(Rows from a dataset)
━━━
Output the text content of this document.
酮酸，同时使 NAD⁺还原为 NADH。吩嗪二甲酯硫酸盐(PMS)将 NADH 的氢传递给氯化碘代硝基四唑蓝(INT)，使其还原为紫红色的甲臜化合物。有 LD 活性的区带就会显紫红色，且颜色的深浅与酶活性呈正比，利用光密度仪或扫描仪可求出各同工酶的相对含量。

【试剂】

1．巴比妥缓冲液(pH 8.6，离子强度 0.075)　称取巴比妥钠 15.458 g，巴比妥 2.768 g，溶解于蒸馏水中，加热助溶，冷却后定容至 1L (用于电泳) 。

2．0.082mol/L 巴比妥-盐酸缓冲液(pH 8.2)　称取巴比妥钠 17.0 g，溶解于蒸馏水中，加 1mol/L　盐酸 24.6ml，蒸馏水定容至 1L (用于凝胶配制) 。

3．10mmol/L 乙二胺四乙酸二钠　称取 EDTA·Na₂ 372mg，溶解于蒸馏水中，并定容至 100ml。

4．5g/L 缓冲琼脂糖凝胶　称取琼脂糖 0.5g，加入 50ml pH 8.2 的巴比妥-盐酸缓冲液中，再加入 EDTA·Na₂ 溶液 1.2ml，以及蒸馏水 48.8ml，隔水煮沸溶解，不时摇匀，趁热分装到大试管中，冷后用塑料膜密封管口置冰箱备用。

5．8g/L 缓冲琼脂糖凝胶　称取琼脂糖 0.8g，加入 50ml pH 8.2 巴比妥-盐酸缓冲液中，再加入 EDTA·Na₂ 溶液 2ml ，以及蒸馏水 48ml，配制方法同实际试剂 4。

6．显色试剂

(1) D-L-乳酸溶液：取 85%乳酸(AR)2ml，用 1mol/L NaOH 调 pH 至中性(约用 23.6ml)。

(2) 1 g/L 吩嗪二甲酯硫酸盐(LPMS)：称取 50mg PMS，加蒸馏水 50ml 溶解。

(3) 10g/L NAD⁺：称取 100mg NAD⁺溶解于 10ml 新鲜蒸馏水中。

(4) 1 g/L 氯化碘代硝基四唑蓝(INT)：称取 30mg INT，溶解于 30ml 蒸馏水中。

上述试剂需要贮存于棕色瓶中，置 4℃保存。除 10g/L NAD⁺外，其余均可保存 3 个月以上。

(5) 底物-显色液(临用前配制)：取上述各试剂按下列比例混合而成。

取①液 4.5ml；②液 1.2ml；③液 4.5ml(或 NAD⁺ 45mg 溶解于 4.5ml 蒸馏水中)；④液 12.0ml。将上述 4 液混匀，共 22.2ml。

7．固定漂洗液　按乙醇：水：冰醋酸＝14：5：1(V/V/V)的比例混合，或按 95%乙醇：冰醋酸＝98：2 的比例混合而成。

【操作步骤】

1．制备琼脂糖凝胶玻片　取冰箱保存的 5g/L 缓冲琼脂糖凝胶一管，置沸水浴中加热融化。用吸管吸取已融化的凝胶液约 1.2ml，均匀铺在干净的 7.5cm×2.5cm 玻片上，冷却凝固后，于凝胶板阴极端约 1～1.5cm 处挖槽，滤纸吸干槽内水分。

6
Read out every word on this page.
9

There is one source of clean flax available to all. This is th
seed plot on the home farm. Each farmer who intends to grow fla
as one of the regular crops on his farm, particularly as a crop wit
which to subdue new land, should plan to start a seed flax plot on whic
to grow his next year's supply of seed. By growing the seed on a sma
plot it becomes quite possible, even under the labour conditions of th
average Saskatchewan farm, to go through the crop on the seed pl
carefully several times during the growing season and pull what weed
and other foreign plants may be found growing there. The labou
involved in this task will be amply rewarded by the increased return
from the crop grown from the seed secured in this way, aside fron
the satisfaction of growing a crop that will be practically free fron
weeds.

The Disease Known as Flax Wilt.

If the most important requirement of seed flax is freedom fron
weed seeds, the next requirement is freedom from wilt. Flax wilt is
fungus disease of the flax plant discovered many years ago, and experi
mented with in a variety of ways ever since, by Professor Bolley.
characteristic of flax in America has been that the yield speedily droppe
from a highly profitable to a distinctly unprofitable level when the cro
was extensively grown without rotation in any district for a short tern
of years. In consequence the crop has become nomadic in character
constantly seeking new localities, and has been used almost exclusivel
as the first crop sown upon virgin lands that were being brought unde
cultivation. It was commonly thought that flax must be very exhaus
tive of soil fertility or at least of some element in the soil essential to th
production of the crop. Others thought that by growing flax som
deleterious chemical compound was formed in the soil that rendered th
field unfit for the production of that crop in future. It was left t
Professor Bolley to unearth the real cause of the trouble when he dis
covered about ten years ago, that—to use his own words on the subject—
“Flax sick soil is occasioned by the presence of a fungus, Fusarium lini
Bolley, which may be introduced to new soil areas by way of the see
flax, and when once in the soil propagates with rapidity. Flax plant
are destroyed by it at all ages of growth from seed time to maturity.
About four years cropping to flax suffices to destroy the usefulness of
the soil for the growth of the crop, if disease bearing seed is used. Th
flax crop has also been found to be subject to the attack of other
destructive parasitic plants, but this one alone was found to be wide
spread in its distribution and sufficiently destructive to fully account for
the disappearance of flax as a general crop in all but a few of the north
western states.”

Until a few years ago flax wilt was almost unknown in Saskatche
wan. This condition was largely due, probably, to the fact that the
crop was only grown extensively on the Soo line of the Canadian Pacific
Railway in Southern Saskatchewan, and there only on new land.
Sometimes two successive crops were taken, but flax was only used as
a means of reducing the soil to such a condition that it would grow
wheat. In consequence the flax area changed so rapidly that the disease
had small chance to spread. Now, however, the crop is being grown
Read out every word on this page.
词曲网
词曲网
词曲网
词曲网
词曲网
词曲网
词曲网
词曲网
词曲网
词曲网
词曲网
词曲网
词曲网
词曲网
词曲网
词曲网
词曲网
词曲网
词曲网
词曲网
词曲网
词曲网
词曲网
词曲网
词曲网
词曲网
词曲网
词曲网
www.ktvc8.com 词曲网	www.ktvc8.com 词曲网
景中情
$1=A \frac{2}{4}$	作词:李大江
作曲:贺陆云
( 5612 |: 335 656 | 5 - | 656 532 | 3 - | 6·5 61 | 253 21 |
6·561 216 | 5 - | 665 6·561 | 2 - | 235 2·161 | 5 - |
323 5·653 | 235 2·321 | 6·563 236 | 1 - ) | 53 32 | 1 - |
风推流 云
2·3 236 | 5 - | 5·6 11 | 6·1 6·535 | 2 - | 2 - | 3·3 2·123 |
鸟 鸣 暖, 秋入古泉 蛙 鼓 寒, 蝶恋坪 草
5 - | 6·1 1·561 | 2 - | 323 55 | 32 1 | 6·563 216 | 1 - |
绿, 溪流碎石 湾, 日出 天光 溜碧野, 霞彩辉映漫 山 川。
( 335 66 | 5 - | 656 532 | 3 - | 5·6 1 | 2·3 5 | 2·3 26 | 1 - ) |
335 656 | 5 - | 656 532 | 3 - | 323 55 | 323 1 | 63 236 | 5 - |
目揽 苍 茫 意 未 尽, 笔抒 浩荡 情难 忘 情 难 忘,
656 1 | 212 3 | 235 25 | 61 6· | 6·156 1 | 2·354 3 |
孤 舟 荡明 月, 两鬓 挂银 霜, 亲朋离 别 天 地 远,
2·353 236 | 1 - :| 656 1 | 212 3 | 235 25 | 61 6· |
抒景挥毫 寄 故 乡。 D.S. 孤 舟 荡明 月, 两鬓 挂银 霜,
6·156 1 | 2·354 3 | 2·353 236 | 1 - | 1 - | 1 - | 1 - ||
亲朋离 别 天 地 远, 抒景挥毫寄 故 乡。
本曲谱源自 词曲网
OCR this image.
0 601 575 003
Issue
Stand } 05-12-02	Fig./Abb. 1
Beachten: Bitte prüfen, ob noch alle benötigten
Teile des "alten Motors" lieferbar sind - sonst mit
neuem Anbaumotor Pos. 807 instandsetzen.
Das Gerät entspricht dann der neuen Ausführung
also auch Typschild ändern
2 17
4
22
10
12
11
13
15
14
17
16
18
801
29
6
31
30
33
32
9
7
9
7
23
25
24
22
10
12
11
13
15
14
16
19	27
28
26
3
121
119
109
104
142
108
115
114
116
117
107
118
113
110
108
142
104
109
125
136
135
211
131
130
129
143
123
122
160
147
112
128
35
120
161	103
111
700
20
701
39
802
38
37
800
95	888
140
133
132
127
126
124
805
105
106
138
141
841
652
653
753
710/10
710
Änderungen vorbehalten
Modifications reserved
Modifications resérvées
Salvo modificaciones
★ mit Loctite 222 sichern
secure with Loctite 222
━━━
EXERCISE PROMPT:
Copy, from the material above, each line in which the string "almost" occurs.

FINISHED ANSWER:
constantly seeking new localities, and has been used almost exclusivel
Until a few years ago flax wilt was almost unknown in Saskatche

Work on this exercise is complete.